What you should do: Reading down the listing below, count the lines where the word "image" shows up, then give only that count.

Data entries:
↓
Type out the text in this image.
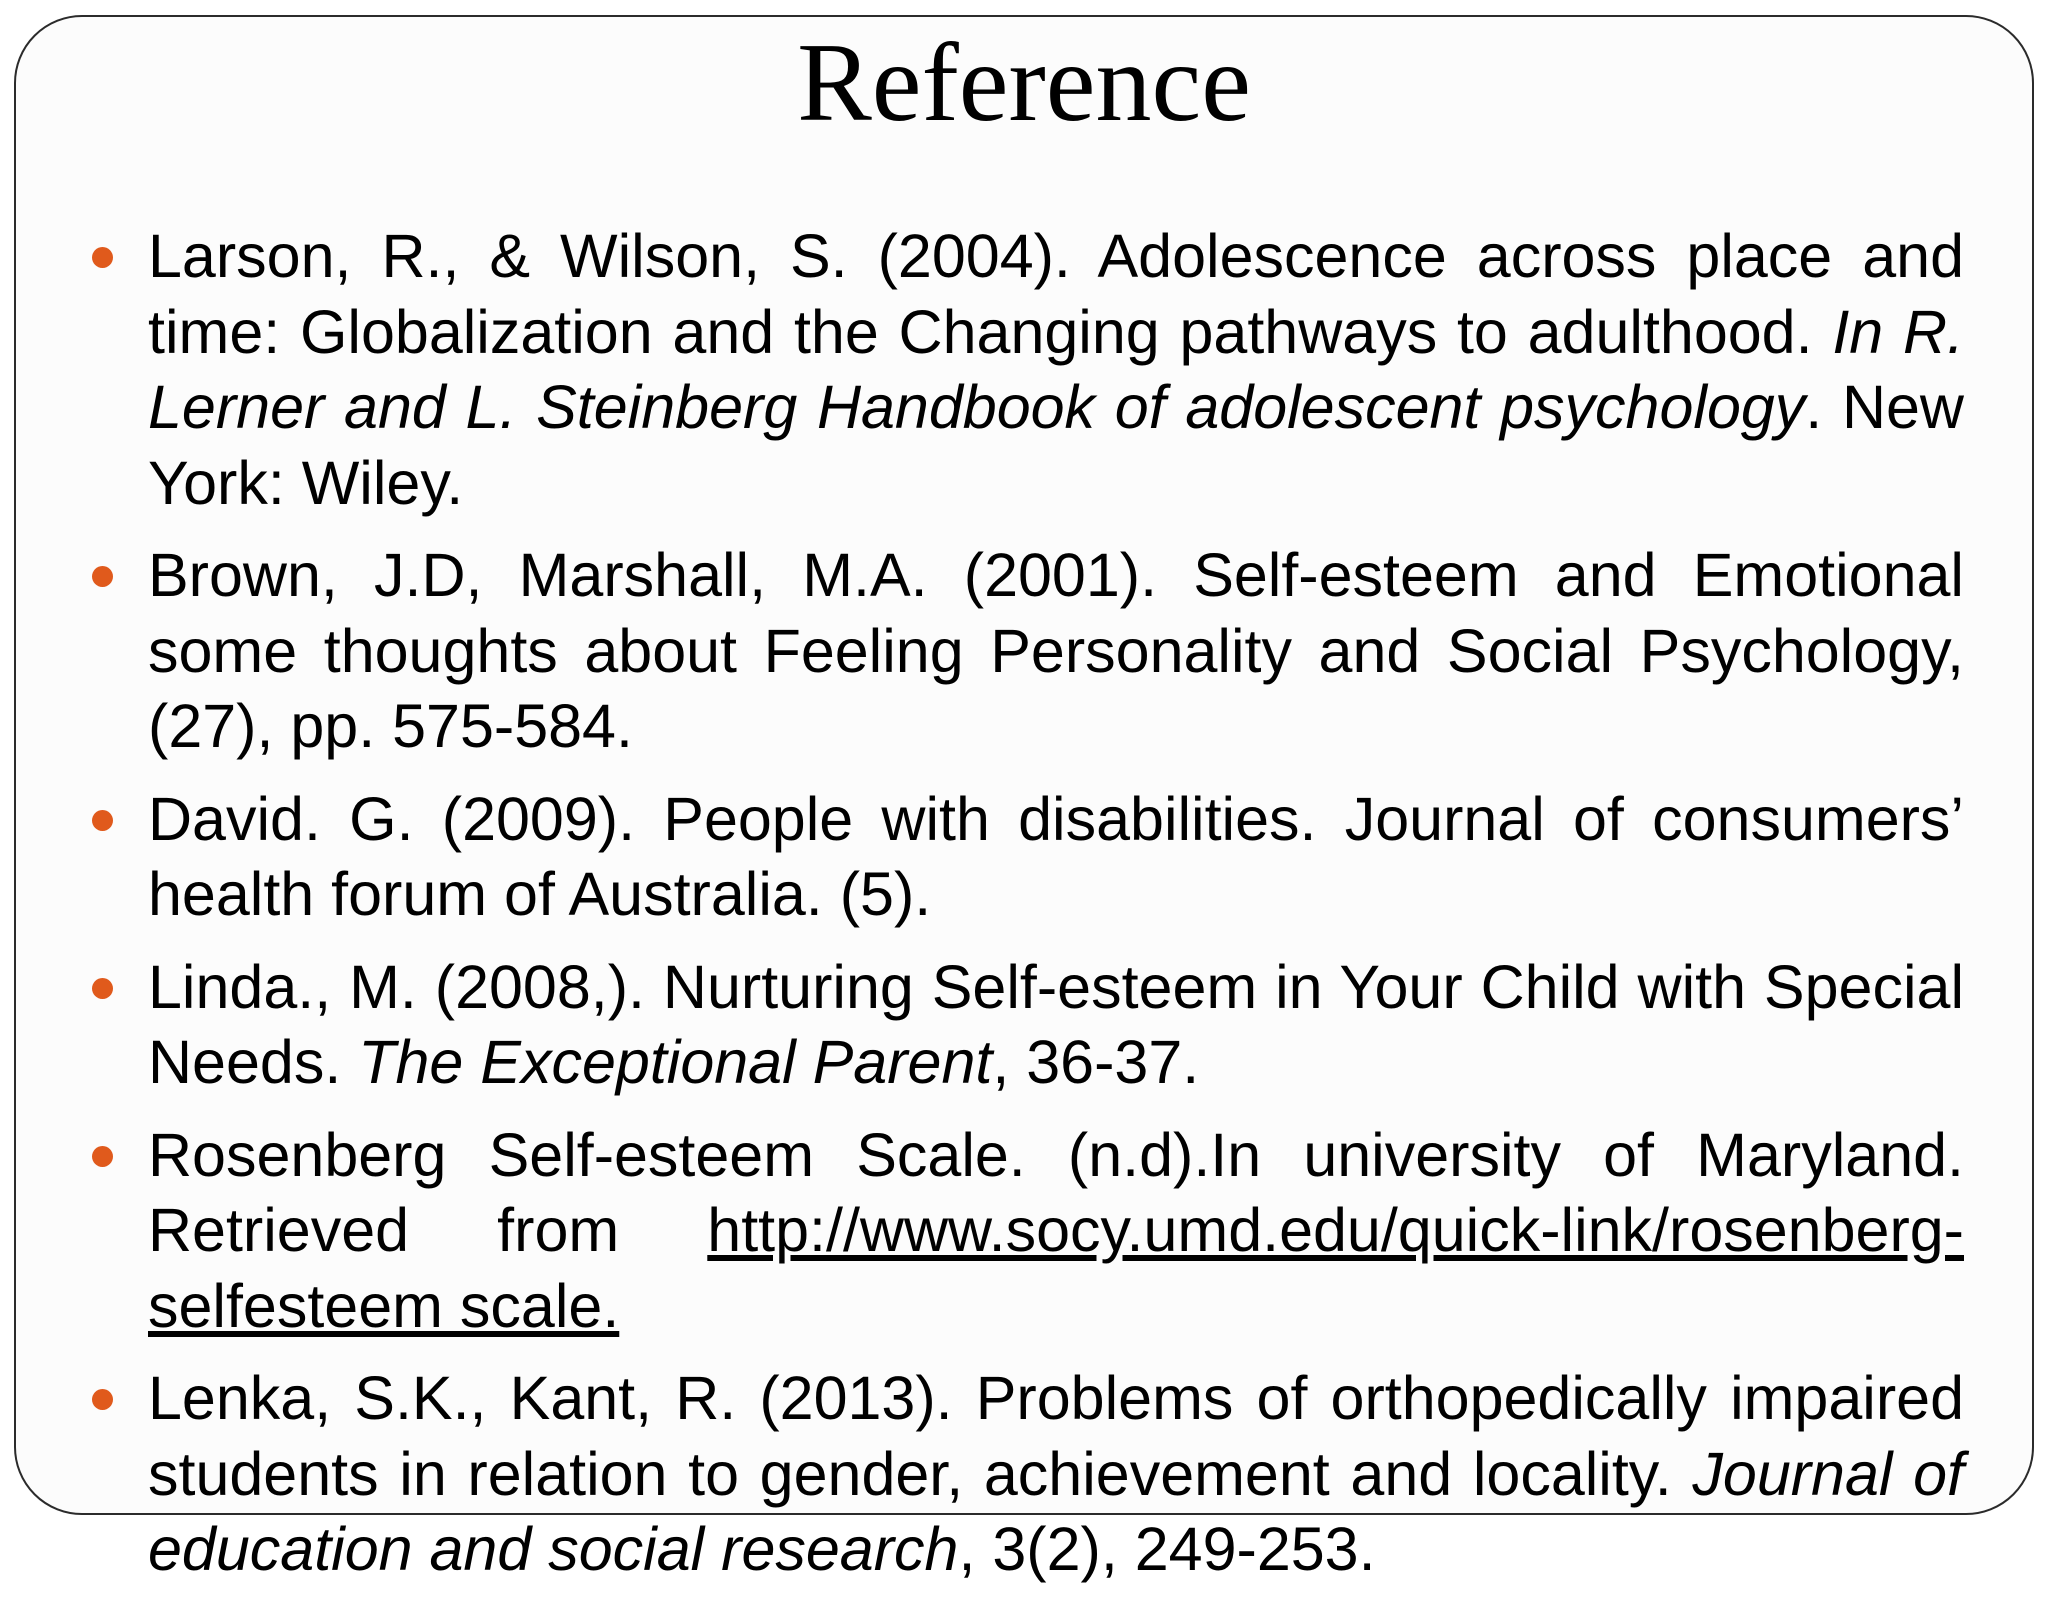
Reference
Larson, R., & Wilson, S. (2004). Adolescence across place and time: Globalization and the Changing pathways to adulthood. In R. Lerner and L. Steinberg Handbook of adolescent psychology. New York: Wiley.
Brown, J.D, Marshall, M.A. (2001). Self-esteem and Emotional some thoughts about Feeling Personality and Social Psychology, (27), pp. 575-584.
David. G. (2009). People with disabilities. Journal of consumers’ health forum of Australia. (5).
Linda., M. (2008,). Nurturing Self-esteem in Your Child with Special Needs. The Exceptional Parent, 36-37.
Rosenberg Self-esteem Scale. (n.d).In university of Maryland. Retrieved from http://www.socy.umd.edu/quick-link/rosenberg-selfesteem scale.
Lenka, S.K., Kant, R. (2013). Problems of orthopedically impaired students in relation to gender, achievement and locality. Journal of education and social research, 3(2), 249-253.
↑
↓
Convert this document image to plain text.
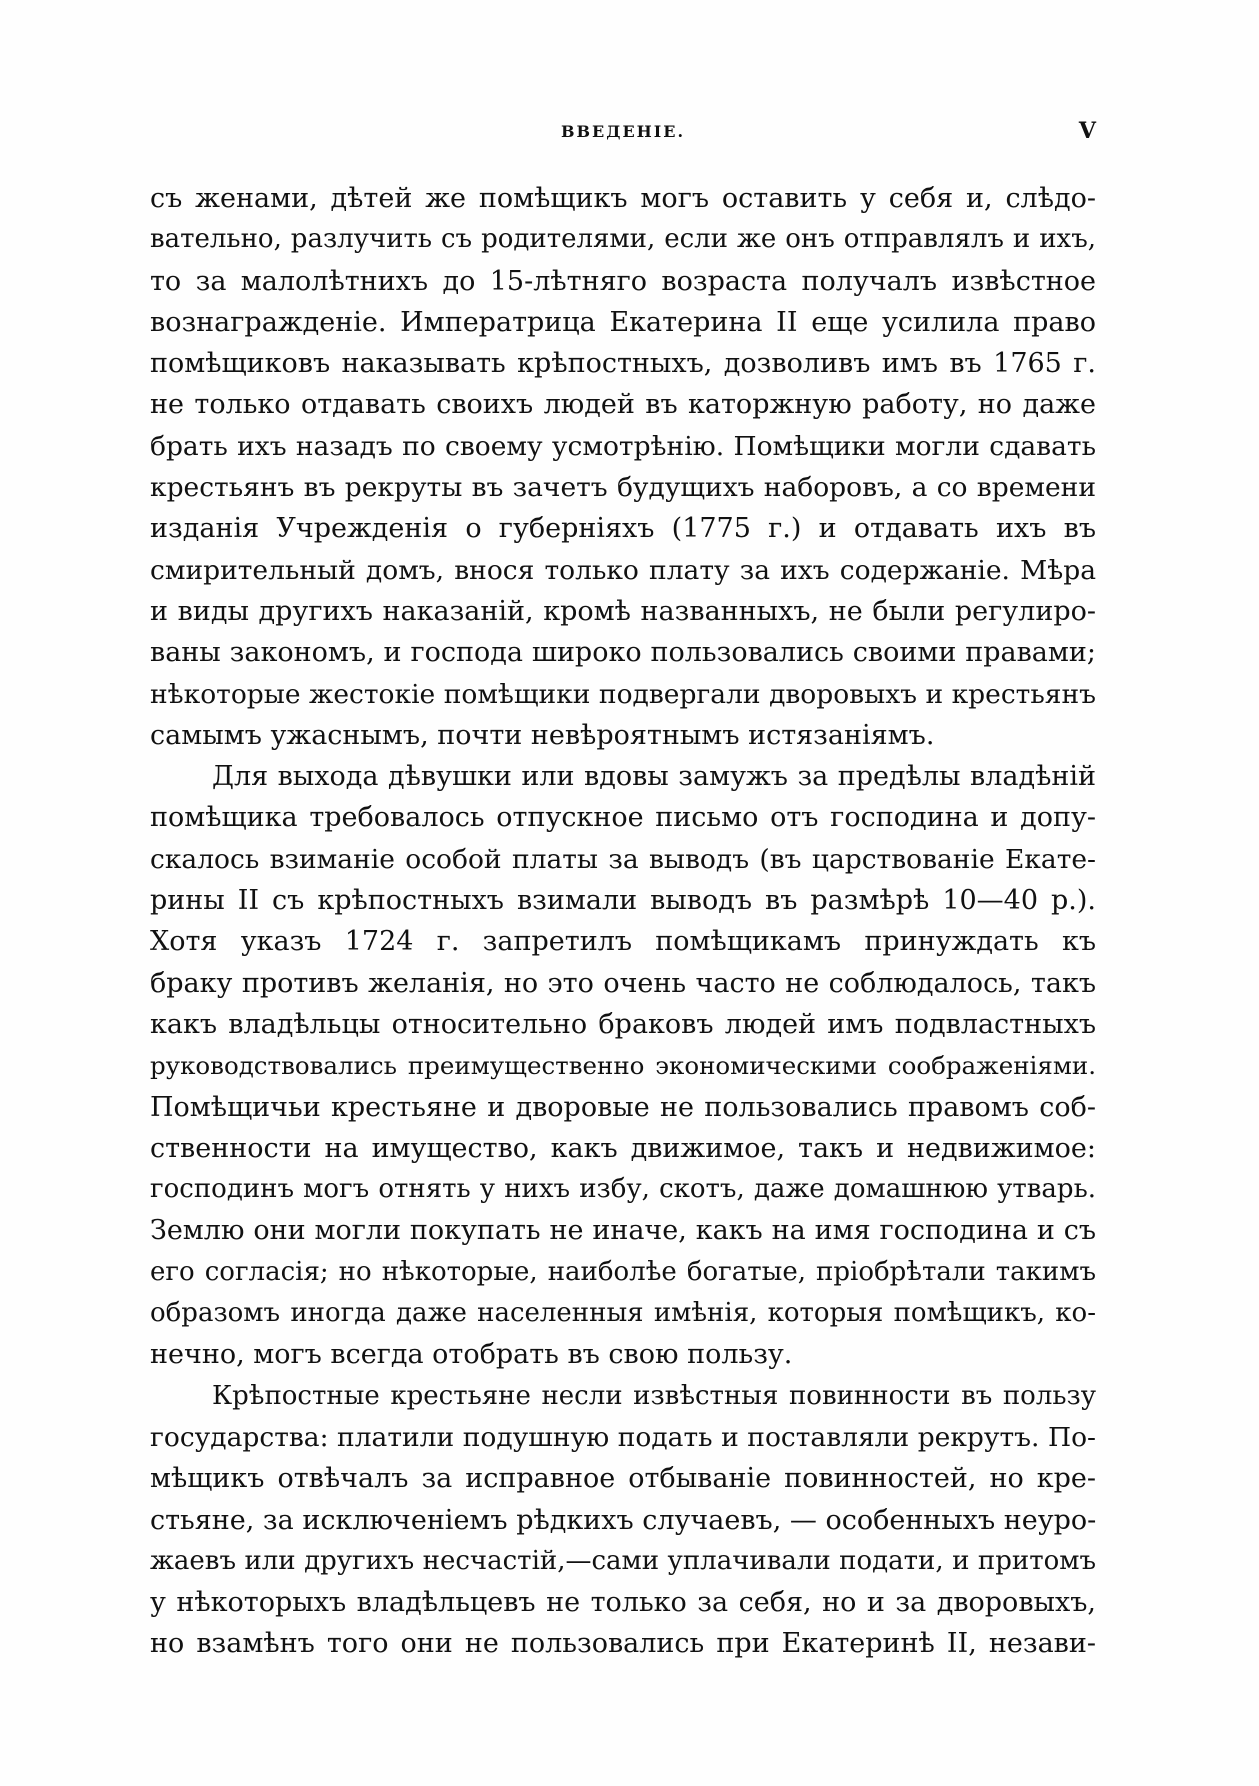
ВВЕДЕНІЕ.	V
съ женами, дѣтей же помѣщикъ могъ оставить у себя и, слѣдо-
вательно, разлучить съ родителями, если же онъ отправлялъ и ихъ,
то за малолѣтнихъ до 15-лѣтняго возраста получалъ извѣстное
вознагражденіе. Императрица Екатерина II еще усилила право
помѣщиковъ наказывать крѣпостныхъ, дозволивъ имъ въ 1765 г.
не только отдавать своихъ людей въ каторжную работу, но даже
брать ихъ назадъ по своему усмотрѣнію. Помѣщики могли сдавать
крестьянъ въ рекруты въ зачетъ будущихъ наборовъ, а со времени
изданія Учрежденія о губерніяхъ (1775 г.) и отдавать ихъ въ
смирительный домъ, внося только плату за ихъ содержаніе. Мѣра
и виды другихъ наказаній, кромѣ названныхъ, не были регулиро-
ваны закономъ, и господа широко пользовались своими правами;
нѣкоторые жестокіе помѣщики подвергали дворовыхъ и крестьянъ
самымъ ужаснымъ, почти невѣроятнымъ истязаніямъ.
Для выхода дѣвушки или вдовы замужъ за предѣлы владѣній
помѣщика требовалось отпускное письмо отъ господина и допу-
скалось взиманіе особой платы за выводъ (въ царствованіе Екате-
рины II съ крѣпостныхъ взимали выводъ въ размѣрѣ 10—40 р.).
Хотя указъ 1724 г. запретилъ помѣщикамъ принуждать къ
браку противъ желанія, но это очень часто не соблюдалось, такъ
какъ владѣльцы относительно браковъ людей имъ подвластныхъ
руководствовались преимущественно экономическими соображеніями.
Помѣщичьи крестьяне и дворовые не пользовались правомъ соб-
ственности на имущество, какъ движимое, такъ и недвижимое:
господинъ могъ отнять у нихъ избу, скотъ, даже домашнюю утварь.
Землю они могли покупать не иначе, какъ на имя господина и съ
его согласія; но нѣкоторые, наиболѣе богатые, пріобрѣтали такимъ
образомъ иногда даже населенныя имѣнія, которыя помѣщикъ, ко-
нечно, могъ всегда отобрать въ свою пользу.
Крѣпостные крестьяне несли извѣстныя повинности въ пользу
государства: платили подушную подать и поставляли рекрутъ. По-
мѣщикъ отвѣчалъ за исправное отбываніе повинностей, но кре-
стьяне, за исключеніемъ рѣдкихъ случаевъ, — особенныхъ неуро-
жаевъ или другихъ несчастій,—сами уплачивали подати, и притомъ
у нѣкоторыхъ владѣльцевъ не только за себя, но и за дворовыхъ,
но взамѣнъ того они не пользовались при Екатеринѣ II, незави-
↑
↓
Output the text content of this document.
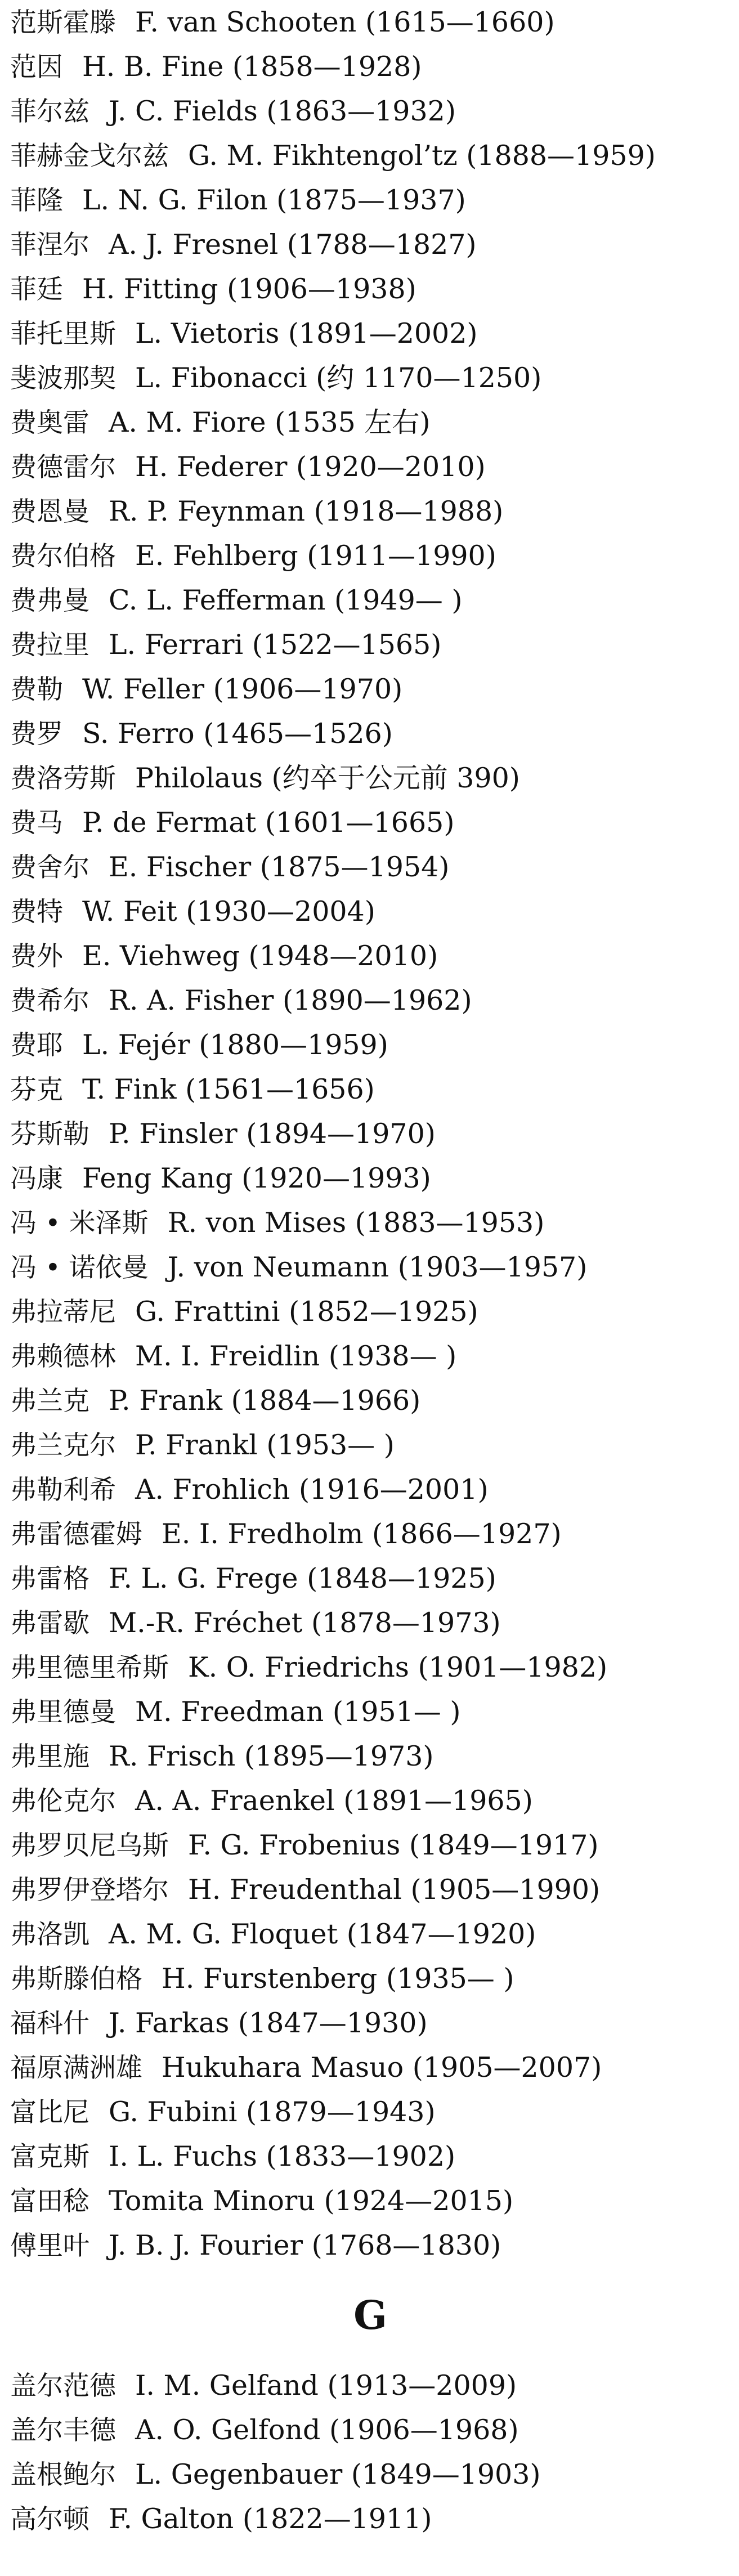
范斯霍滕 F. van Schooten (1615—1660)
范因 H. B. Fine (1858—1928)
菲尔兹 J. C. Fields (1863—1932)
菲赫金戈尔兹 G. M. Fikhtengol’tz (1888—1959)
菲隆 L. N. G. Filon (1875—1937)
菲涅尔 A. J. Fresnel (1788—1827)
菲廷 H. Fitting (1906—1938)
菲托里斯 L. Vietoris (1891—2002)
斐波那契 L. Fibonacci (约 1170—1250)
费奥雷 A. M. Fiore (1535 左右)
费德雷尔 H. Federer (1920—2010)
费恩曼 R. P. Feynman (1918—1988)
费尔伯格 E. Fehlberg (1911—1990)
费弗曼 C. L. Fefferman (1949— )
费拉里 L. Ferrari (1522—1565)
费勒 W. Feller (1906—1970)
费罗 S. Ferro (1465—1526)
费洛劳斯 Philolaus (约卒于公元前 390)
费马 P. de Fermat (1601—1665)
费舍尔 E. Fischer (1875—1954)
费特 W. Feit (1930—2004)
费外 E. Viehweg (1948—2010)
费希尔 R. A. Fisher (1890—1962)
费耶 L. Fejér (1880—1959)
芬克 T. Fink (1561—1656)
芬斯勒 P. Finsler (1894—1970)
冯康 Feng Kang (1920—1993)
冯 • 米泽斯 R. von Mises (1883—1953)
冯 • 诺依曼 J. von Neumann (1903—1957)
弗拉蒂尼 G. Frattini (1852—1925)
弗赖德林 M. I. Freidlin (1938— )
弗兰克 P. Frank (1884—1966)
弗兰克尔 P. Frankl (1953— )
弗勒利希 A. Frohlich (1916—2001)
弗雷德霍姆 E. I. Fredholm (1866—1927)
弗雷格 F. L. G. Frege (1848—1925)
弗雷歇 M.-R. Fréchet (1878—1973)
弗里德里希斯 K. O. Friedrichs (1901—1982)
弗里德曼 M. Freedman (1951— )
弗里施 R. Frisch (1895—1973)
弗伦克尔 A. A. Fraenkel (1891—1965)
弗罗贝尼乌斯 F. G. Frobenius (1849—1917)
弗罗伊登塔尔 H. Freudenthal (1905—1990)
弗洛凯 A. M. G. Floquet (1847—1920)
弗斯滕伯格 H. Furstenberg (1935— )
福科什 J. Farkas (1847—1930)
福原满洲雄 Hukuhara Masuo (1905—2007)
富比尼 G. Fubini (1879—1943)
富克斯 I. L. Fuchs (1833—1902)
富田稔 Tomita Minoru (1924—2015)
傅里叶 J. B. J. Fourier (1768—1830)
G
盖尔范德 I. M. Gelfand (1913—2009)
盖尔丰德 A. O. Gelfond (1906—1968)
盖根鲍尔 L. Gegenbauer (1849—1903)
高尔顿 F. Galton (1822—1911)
↑
Completed task: 2